(Data items)
+++++
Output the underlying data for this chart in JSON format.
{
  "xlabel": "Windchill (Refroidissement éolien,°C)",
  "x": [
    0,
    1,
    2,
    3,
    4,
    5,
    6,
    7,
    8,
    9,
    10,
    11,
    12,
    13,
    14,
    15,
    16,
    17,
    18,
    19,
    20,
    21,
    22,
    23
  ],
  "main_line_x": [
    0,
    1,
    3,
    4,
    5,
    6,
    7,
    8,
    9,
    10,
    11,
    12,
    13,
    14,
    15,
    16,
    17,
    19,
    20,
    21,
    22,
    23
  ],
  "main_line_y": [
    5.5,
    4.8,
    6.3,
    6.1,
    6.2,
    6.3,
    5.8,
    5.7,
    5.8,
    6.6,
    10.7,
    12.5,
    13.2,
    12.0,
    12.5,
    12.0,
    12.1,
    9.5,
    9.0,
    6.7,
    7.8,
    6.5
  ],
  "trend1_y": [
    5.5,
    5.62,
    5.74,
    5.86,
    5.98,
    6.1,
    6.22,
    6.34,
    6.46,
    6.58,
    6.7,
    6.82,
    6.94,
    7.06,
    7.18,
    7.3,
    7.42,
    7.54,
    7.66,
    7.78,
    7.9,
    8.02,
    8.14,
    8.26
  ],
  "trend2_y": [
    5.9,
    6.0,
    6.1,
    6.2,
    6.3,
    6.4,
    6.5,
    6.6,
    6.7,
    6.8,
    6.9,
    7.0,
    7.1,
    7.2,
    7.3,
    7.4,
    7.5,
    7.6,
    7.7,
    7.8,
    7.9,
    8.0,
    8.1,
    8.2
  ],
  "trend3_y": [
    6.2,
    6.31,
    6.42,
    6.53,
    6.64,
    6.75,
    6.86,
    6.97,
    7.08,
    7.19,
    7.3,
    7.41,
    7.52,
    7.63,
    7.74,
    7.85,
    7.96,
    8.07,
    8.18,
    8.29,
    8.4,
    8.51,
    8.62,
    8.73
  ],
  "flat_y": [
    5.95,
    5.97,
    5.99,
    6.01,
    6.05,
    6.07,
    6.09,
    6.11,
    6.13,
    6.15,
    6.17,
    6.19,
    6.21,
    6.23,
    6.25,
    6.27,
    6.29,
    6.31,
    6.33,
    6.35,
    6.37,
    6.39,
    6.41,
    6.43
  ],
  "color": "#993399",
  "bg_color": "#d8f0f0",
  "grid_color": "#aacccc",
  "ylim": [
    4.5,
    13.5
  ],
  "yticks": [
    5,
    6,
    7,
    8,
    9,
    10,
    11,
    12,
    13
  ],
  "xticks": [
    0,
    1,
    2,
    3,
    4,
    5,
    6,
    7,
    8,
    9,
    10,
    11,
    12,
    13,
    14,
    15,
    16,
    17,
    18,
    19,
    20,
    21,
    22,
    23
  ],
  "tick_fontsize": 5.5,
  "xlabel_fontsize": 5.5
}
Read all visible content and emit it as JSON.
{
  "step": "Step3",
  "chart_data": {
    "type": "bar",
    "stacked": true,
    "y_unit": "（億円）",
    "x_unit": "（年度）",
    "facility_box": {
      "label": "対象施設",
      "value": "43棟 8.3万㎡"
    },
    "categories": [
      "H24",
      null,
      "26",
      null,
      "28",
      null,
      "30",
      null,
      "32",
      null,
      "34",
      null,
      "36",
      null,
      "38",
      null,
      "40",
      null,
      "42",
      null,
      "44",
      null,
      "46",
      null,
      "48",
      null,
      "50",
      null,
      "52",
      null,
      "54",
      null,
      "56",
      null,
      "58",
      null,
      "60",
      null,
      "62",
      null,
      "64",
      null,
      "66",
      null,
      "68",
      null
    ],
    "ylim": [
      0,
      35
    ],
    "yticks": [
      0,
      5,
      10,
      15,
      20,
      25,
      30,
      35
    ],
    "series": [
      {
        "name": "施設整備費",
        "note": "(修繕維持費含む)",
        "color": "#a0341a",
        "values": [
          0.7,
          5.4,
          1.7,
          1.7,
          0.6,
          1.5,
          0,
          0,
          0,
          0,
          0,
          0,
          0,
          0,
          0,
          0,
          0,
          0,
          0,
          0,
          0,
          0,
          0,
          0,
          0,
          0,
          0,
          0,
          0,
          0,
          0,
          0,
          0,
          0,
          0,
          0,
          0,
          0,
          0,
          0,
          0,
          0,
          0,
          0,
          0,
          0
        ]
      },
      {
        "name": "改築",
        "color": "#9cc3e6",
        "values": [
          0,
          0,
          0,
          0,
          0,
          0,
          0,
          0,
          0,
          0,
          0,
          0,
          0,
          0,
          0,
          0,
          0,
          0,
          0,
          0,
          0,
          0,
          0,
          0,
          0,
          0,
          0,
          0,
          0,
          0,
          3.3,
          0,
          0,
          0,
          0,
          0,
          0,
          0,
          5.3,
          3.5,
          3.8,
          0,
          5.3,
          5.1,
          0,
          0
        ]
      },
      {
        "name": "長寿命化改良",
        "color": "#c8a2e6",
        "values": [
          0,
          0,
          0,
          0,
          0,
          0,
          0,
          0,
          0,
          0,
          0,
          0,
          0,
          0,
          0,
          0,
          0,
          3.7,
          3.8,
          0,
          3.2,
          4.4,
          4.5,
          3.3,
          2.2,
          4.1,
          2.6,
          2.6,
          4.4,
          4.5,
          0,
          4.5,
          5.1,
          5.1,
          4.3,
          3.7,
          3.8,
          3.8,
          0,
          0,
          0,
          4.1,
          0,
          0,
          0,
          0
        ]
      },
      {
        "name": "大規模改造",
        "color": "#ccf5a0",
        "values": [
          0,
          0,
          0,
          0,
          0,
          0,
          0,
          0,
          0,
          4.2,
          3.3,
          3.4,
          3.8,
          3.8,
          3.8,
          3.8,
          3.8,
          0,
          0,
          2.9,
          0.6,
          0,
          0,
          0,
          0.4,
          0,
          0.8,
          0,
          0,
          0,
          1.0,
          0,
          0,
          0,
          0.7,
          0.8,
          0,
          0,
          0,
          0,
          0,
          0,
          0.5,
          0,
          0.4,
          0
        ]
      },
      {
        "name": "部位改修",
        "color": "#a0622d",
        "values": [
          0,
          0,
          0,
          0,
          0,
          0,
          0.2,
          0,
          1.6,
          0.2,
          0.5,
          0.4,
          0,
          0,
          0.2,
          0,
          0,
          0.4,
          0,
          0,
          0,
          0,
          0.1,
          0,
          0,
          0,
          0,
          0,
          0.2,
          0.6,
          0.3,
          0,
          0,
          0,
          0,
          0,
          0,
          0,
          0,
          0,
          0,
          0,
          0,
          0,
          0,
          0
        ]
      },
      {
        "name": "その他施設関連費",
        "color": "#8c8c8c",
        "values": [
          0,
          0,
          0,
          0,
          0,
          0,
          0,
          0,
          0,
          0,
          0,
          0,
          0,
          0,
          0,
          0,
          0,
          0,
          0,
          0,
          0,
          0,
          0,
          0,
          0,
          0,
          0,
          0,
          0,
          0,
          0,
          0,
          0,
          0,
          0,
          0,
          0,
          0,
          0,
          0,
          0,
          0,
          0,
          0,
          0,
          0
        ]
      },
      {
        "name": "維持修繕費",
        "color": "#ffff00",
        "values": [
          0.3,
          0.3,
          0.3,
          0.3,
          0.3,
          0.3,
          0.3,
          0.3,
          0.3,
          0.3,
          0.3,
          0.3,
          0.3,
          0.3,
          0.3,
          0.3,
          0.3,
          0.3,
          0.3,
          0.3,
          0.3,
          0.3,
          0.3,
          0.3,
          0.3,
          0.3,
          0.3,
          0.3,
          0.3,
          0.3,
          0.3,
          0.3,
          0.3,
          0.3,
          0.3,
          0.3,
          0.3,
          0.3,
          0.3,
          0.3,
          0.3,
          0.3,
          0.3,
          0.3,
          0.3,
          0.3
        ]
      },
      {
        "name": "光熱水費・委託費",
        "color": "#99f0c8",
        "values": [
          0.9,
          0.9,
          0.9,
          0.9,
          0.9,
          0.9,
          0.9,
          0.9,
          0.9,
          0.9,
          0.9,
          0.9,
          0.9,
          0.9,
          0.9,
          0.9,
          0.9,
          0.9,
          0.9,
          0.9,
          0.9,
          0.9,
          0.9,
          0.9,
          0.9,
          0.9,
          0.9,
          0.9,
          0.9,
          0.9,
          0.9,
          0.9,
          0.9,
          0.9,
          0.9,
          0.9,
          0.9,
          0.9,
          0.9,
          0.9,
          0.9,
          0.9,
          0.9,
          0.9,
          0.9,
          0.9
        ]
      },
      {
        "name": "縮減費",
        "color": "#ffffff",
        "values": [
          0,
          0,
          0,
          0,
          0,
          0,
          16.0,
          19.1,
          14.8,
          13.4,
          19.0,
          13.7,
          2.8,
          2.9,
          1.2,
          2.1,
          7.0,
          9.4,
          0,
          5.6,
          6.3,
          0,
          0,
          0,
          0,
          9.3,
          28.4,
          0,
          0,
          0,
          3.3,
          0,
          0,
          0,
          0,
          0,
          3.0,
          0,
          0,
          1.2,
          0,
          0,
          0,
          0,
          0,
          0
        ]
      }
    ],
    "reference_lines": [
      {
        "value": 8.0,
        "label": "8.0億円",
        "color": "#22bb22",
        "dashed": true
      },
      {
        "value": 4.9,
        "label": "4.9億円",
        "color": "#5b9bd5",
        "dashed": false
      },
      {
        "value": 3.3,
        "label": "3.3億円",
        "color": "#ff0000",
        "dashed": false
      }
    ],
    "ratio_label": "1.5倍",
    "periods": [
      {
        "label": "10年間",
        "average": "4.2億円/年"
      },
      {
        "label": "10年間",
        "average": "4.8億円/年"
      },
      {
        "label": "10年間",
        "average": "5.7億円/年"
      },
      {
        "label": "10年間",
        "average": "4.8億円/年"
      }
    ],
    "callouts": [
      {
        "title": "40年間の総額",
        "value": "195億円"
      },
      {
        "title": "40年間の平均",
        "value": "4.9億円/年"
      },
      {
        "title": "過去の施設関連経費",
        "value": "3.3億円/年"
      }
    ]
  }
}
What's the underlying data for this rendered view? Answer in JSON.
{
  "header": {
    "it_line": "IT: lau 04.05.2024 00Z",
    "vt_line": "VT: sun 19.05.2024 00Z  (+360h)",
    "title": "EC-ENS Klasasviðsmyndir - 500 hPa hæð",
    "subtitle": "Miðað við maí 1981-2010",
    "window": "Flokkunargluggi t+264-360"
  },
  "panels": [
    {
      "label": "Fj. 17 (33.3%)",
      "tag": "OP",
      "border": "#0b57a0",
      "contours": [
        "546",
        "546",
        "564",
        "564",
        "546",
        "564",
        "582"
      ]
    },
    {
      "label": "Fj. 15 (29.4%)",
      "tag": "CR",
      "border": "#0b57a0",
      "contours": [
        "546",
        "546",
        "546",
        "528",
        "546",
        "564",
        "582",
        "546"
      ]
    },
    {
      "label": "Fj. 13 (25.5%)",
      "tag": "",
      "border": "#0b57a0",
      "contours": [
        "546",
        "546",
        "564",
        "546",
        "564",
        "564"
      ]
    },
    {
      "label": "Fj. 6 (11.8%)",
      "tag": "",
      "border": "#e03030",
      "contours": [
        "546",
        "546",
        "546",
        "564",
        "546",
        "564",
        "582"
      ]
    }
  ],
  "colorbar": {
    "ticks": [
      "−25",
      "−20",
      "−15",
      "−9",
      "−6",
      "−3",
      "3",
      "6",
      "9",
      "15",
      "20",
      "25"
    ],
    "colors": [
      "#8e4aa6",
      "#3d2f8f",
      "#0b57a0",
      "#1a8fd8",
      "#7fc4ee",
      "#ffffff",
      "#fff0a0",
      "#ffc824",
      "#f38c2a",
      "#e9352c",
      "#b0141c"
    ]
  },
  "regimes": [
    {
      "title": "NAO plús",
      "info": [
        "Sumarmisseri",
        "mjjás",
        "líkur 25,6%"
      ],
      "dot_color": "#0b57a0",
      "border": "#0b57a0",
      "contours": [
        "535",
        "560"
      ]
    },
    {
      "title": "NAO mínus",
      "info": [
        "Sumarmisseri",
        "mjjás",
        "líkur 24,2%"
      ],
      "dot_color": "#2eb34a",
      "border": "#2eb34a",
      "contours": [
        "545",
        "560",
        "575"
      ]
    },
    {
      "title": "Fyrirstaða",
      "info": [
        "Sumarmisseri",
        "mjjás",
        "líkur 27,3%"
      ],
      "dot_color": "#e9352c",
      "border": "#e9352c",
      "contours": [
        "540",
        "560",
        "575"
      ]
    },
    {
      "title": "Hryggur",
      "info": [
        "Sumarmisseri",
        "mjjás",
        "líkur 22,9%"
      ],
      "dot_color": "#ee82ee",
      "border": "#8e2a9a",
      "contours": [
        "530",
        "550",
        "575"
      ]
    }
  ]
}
+++++
■ AIM
Search the listing for the word "this". Copy every line in which it occurs.

■ THE SOLUTION
Output the underlying data for this chart in JSON format.
What's the underlying data for this rendered view? Answer in JSON.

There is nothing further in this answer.